___ EXTRACTED RECORDS ___
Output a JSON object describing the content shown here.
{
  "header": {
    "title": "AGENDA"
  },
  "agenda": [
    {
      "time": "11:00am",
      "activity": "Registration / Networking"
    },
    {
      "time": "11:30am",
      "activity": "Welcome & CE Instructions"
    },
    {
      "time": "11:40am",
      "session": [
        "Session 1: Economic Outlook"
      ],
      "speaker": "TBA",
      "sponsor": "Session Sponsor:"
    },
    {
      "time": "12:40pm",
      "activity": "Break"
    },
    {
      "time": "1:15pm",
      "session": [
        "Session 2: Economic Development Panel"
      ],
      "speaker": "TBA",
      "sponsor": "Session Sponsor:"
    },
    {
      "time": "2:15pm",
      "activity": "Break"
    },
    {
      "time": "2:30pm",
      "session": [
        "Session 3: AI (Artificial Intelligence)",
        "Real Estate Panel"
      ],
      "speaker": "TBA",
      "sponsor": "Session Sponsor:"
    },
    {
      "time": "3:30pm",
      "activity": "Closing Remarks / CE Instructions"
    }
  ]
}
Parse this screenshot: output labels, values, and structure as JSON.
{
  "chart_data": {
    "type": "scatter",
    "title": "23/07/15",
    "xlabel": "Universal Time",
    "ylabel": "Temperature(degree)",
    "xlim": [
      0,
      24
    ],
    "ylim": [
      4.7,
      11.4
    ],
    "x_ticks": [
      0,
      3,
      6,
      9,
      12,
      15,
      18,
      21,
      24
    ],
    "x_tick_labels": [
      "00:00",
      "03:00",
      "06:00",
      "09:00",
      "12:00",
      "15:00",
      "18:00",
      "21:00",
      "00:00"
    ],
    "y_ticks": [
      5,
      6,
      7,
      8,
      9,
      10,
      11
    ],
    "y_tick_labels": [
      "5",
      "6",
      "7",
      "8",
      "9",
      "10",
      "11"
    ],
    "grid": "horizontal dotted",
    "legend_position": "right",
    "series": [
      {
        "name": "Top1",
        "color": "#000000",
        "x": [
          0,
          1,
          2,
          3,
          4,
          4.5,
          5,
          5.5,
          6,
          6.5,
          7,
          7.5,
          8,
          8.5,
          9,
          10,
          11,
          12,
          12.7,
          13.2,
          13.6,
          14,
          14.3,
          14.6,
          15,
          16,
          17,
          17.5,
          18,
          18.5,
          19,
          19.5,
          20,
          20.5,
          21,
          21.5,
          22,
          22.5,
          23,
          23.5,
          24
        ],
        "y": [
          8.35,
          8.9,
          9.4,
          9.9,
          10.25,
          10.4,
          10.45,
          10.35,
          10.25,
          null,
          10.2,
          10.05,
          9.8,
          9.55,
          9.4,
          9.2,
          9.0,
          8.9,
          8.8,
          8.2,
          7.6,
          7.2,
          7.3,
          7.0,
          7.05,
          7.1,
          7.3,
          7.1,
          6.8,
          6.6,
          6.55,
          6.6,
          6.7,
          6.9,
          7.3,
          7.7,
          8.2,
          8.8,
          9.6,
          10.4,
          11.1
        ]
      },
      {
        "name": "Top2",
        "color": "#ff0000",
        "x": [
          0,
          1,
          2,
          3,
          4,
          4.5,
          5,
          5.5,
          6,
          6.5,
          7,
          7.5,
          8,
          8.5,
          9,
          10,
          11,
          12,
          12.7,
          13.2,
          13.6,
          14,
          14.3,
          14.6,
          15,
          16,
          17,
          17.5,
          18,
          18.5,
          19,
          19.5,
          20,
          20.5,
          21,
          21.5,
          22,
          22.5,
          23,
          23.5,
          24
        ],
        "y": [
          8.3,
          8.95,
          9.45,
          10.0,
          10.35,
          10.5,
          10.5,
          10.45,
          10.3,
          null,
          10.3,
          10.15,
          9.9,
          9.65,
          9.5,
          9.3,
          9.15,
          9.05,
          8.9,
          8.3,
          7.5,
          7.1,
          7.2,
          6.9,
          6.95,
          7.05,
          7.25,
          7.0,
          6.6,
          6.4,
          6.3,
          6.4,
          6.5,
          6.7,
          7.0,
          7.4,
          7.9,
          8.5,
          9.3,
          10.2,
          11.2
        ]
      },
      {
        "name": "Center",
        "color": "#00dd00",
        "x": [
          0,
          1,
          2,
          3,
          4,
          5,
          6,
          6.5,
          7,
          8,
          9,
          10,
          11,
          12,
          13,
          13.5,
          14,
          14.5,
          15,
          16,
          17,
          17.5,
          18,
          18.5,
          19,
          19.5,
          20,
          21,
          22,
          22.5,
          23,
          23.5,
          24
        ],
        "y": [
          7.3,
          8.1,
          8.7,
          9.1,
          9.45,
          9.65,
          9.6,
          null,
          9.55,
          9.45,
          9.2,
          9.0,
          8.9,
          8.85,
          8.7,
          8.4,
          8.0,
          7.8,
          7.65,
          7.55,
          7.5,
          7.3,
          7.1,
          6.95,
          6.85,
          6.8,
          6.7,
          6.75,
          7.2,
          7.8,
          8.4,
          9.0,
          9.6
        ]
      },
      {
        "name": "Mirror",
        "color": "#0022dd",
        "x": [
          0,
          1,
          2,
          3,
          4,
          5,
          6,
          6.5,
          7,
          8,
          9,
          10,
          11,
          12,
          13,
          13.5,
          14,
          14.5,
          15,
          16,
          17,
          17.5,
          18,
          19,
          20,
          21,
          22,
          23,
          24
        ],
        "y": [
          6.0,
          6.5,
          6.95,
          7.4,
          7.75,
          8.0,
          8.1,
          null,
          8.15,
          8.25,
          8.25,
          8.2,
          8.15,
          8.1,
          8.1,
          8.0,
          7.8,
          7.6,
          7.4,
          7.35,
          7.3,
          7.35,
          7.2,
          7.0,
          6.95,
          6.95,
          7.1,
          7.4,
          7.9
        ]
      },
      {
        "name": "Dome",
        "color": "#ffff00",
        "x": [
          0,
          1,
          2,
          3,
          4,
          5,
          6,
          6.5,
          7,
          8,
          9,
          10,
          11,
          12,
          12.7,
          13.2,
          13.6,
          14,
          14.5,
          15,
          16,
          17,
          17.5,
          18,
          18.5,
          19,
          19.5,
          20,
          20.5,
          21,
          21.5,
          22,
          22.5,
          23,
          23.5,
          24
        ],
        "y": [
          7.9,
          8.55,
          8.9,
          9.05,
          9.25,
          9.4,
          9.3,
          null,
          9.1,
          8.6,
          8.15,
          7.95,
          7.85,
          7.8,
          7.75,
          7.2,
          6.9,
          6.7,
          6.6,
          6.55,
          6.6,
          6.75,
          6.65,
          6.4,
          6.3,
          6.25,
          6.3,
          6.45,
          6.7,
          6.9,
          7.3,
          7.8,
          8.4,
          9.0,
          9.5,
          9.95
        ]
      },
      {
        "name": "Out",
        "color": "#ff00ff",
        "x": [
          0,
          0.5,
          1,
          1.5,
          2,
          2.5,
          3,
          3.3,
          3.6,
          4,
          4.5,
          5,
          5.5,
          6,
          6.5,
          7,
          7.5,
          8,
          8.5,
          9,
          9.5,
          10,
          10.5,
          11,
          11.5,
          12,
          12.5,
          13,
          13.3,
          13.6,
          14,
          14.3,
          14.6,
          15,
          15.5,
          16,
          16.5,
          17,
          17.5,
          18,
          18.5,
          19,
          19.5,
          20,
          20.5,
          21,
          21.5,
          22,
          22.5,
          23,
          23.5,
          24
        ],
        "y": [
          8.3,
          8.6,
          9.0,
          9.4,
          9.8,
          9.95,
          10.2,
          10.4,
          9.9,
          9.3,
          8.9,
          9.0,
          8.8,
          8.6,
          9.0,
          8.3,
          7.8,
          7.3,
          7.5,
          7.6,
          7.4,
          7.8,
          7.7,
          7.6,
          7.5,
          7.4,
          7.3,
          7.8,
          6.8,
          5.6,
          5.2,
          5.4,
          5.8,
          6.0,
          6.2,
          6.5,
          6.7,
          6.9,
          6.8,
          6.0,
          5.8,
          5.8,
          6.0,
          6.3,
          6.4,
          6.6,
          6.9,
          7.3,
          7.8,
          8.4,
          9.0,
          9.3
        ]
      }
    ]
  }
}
___
● **WHAT IS EXPECTED**:
Gather from the data above every line with the string "Instructions".

● **COMPLETE ANSWER**:
      "activity": "Welcome & CE Instructions"
      "activity": "Closing Remarks / CE Instructions"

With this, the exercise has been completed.